**Extrait**
################

Les magistrats s’étonnent du nombre pléthorique de collaborateurs affectés à la présidence sous le mandat de M. Bartolone
L’affaire trouve son origine dans un rapport de la chambre régionale des comptes (CRC) d’Ile-de-France sur la gestion du département de la Seine-Saint-Denis depuis 2010. Dans leurs conclusions, rendues publiques début juillet, les magistrats s’étonnent du nombre pléthorique de collaborateurs affectés à la présidence sous le mandat de Claude Bartolone.
Le cas de « Monsieur S »
« Toutes les personnes qui occupent des emplois ont vu leur recrutement décidé et leur niveau de rémunération fixé directement par le président ou son directeur de cabinet », écrivent-ils, regrettant en outre que le processus de recrutements se soit « écarté de la procédure ». Mais la CRC s’attarde surtout sur le cas d’un salarié, pudiquement baptisé « Monsieur S. ». Il s’agit de Didier Segal-Saurel.
Au début de l’année 2008, ce dernier laisse sa place dans le canton de Pantin-Est, dont il était l’élu sortant, au profit de M. Bartolone, qui a besoin d’être élu à l’assemblée départementale pour pouvoir en briguer la présidence. De fait, la gauche l’ayant emporté, M. Bartolone accède au fauteuil qu’il convoitait. Et il embauche dans la foulée M. Segal-Saurel à son cabinet, où ce dernier sera en poste du 1er avril au 1er décembre 2008. Puis, jusqu’en 2012, M. Ségal-Saurel conseille le président de Seine-Saint-Denis Avenir, organisme satellite du conseil général, dont la disparition va inciter le département à lui trouver une nouvelle affectation.
C’est chose faite à l’été 2012 : alors que Claude Bartolone, après la victoire de François Hollande, accède au « perchoir » de l’Assemblée nationale, M. Segal-Saurel est nommé « chargé de projet » à la direction de la culture du département. Son contrat de trois ans, note la CRC, est signé le 21 août 2012 « par le président du conseil général lui-même ». A cette date, M. Bartolone est encore à la tête de l’assemblée départementale – il sera remplacé par Stéphane Troussel le 4 septembre 2012.

################

**Données extraites**
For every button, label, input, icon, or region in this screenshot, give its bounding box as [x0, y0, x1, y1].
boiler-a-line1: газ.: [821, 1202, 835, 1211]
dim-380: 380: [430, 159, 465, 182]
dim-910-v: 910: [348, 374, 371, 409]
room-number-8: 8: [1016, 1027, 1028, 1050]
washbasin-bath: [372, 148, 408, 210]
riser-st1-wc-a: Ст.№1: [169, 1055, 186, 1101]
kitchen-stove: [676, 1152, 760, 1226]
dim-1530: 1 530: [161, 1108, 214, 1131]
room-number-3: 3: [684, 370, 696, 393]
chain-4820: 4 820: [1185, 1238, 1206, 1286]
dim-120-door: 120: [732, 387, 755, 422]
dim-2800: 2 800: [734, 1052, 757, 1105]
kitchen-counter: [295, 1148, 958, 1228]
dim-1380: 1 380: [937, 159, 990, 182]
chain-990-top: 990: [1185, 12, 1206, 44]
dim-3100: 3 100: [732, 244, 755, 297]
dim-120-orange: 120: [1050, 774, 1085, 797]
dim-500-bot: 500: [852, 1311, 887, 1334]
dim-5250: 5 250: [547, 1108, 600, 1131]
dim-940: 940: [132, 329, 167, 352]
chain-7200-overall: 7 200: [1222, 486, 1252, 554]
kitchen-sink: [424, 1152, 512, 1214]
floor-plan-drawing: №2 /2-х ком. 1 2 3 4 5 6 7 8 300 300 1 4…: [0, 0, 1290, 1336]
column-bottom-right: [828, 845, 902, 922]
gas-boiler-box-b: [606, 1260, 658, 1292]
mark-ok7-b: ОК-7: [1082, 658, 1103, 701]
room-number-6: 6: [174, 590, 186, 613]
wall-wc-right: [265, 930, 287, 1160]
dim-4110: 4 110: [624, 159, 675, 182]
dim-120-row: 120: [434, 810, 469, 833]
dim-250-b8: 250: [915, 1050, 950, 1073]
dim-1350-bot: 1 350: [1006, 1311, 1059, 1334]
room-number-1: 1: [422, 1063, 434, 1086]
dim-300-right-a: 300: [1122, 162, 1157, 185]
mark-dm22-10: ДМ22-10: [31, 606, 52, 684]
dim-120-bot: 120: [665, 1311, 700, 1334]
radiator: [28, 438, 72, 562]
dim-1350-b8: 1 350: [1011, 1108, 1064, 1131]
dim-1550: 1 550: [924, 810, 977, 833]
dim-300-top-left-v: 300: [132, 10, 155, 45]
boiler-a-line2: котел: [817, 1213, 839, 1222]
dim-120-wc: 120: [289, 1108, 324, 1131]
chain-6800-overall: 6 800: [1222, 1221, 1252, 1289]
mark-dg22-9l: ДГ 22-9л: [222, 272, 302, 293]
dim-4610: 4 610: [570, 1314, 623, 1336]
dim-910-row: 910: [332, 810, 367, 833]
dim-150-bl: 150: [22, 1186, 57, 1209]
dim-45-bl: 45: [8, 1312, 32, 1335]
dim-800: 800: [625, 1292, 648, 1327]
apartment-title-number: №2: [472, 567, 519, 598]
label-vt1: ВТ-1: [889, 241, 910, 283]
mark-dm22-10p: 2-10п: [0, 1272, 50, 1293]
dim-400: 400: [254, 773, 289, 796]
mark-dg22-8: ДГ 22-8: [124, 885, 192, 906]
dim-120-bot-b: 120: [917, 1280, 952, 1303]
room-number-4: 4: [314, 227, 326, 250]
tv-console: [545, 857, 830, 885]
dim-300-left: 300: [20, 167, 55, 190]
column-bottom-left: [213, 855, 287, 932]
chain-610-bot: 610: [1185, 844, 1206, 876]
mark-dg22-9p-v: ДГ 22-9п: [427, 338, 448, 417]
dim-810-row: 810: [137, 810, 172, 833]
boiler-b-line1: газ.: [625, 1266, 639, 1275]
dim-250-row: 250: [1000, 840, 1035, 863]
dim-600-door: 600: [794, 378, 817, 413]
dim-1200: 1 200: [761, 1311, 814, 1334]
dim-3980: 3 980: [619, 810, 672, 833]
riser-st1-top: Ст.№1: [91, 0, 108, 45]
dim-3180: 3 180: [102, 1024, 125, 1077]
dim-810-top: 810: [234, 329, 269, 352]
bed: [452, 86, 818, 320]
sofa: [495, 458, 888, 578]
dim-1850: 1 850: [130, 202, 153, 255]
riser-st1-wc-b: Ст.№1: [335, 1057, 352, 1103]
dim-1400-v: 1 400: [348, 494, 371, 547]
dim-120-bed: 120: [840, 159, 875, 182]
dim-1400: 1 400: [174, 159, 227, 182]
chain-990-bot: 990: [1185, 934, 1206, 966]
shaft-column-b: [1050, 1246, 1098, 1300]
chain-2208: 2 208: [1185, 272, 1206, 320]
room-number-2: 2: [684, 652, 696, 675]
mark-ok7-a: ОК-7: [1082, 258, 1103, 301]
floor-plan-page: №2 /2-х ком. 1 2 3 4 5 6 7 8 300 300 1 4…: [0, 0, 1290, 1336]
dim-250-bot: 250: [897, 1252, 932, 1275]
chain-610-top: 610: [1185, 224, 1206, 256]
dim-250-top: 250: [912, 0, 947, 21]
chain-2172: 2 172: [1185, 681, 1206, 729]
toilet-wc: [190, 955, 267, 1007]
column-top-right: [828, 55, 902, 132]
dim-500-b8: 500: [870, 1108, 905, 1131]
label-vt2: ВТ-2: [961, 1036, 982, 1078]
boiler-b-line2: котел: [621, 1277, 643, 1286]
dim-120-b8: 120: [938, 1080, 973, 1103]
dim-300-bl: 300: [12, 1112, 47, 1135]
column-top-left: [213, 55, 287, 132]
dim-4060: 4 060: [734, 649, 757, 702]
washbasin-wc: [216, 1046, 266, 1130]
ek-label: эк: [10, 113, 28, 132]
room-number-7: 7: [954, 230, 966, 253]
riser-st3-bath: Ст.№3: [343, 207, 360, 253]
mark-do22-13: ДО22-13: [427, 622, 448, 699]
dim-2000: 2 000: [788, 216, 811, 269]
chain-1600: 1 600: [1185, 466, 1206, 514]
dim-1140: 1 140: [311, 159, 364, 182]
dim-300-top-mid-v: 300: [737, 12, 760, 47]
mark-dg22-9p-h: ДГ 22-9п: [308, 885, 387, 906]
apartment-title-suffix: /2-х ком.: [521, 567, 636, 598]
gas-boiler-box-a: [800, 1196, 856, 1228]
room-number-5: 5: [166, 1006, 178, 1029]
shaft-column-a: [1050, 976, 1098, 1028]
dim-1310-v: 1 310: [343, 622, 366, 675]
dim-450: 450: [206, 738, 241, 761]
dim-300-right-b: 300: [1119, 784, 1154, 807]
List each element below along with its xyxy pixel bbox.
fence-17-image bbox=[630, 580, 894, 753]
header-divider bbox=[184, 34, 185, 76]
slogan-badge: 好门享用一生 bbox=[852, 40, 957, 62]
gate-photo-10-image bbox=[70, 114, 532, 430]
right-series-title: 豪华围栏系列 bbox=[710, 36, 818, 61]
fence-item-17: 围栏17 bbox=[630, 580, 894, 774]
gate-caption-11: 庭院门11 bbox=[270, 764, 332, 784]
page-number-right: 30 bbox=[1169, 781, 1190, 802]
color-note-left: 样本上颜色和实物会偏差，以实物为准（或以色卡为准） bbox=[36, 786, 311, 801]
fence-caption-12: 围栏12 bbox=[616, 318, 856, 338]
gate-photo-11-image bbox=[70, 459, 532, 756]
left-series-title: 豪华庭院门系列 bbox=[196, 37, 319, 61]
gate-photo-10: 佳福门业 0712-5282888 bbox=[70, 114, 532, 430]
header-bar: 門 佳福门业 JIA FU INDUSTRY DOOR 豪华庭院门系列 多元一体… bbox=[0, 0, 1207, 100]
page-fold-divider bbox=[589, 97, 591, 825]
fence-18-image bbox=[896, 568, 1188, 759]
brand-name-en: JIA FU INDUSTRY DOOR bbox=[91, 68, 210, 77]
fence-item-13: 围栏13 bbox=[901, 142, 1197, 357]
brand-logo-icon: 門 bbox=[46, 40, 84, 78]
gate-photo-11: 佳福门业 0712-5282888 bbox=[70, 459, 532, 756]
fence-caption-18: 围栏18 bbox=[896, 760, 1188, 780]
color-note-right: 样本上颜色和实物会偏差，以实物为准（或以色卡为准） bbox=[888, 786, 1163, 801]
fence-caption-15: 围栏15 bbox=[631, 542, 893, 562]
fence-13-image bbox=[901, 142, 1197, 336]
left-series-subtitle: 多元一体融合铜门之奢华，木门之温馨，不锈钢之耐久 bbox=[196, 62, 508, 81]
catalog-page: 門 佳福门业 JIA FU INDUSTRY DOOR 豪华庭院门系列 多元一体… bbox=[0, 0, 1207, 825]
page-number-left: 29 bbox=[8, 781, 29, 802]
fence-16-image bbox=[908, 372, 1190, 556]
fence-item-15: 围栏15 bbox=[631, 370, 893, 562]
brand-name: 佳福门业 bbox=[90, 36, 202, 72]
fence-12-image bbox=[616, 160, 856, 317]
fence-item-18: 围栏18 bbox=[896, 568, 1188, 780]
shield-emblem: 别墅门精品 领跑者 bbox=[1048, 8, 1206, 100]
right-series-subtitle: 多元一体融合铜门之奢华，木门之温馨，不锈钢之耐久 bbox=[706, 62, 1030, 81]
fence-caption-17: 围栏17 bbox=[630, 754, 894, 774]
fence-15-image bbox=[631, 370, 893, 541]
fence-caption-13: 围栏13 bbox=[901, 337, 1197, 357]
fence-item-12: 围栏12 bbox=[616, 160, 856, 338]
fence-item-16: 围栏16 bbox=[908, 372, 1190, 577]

################

**Énoncé du problème**
Reprenez tout le passage de l'extrait depuis « C’est chose faite » jusqu'à « 4 septembre 2012. », en substituant « direction des sports » à « direction de la culture ».

**Exercice corrigé**
C’est chose faite à l’été 2012 : alors que Claude Bartolone, après la victoire de François Hollande, accède au « perchoir » de l’Assemblée nationale, M. Segal-Saurel est nommé « chargé de projet » à la direction des sports du département. Son contrat de trois ans, note la CRC, est signé le 21 août 2012 « par le président du conseil général lui-même ». A cette date, M. Bartolone est encore à la tête de l’assemblée départementale – il sera remplacé par Stéphane Troussel le 4 septembre 2012.